* Start *

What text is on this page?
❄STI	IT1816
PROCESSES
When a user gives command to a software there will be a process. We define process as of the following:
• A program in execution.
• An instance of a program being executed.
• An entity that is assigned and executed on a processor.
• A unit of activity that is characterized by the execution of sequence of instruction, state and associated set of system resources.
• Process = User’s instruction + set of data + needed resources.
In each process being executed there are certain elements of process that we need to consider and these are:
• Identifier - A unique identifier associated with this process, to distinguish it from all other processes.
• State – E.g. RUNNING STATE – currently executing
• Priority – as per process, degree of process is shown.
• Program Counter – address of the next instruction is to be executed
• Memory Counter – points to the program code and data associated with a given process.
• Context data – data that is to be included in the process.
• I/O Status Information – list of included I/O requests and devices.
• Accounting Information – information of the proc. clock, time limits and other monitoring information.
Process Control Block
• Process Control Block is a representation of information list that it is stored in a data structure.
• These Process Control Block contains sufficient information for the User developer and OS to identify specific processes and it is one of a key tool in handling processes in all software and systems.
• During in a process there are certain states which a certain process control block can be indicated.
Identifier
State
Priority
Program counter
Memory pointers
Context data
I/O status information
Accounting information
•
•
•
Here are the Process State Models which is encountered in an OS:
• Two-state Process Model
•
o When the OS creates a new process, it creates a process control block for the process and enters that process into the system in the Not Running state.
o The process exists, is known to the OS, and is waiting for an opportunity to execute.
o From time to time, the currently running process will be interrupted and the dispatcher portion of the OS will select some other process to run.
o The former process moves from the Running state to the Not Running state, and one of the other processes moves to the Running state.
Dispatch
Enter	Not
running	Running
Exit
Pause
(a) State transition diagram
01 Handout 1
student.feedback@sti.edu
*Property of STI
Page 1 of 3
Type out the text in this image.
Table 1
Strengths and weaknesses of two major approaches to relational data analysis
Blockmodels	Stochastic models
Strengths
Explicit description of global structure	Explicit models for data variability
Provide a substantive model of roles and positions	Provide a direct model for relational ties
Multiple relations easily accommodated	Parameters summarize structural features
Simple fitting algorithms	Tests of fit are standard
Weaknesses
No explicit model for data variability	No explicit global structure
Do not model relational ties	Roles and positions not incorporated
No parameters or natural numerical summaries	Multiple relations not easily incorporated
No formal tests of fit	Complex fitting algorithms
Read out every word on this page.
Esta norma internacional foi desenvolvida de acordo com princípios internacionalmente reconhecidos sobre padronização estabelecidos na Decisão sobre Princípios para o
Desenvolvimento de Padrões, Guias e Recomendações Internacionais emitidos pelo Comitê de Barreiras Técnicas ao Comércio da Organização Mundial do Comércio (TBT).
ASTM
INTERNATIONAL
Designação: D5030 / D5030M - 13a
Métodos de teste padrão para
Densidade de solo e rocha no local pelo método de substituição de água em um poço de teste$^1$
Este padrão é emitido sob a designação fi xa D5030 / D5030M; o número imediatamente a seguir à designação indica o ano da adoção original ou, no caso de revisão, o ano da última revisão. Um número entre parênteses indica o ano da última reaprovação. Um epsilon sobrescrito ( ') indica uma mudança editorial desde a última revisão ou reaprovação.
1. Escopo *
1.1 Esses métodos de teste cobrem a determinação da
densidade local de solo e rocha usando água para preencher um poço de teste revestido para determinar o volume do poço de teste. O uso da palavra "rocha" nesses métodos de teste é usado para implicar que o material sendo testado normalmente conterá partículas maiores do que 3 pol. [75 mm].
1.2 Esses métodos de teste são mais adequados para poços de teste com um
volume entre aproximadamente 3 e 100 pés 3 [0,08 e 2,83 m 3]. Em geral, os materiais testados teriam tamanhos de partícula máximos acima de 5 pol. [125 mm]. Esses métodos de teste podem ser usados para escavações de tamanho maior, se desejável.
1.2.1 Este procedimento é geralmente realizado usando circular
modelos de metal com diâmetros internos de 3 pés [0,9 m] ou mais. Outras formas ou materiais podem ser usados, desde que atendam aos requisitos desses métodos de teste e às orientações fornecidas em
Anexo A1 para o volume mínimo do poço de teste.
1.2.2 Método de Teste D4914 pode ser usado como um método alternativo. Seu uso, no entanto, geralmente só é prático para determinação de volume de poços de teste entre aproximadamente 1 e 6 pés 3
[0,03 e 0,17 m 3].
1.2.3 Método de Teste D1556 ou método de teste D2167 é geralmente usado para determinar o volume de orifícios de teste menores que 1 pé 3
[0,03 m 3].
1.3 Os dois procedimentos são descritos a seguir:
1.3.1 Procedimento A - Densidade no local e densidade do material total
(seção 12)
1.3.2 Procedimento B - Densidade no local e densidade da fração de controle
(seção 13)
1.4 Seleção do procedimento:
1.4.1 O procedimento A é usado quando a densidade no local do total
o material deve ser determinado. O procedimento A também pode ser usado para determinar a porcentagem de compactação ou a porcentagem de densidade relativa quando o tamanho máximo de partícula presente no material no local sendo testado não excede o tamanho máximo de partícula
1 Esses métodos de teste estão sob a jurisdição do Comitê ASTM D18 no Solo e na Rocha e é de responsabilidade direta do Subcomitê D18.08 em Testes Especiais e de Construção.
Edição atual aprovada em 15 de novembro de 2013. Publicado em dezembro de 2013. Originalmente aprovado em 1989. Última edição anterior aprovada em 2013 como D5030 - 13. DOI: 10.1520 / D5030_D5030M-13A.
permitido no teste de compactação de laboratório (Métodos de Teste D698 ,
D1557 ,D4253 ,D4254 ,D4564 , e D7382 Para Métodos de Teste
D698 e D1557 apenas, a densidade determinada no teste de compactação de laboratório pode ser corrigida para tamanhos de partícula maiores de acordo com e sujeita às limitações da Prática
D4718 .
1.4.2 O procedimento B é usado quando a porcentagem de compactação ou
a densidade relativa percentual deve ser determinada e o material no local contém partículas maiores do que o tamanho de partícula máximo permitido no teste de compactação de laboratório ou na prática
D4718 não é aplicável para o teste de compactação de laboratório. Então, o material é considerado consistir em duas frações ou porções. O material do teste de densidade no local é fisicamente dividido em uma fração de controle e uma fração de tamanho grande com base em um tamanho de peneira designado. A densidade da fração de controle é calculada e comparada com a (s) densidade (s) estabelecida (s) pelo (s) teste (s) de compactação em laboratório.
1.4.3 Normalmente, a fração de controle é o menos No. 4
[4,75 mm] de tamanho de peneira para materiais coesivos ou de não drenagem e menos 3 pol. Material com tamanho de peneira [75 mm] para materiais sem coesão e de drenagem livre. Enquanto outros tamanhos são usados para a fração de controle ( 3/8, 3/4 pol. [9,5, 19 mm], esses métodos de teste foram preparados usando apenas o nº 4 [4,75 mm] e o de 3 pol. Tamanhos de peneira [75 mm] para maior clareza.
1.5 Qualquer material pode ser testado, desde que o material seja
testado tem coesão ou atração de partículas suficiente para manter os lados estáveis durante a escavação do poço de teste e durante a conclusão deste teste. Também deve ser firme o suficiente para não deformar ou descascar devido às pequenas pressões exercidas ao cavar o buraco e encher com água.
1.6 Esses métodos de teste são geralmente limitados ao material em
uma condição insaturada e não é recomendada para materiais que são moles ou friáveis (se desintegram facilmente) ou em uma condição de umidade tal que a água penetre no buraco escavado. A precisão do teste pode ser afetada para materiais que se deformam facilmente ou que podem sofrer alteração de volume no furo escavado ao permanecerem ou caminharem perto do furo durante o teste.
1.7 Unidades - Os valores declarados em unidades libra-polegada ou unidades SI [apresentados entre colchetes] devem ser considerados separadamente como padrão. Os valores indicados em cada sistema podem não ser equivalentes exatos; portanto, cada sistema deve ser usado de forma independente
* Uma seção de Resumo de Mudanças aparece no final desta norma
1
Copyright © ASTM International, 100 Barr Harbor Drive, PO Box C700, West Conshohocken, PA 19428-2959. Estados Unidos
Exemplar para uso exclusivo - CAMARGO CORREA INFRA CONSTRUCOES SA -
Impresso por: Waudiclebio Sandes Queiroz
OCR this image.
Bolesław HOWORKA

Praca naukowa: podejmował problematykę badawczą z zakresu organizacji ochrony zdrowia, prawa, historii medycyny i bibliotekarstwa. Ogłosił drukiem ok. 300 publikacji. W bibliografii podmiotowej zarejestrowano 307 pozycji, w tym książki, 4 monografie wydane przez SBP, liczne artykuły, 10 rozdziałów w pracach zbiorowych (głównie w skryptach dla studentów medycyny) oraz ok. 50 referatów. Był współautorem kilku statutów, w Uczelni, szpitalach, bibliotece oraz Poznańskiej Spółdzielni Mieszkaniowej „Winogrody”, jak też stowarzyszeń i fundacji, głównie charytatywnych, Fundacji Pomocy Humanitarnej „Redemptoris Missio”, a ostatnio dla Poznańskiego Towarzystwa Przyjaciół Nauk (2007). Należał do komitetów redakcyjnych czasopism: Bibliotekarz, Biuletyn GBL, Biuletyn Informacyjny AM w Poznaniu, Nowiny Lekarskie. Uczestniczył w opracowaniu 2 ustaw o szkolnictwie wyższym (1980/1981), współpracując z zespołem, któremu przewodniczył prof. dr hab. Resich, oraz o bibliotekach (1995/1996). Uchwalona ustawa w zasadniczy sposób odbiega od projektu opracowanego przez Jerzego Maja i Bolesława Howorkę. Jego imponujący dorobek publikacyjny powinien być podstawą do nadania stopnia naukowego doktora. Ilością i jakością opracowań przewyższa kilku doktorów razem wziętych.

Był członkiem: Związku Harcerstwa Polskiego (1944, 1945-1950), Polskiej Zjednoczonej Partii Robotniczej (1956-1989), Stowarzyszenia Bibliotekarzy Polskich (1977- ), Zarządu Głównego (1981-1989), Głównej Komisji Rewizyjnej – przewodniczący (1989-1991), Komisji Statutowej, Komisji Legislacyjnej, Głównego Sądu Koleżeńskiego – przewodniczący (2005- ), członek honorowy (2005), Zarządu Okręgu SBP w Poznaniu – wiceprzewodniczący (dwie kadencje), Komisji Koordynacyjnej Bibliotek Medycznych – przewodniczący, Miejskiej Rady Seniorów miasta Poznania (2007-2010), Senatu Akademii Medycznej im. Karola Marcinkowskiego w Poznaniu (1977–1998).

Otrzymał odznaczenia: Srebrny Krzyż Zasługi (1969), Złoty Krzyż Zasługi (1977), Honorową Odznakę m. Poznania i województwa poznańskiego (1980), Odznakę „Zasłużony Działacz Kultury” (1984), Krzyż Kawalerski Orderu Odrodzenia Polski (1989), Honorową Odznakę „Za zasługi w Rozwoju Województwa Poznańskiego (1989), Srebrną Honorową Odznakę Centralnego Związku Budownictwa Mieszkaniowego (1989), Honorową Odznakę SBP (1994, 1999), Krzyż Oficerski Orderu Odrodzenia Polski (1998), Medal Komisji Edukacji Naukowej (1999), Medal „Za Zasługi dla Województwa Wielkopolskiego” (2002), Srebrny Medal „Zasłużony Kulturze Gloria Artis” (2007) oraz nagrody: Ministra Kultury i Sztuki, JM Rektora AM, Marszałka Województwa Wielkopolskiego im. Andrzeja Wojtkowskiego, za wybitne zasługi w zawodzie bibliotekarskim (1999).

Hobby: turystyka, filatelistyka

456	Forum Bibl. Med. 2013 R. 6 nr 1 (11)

* End *

_What is expected_.
Answer with one number: how many lines in the listing hold "positions".

_Exercise solution_.
2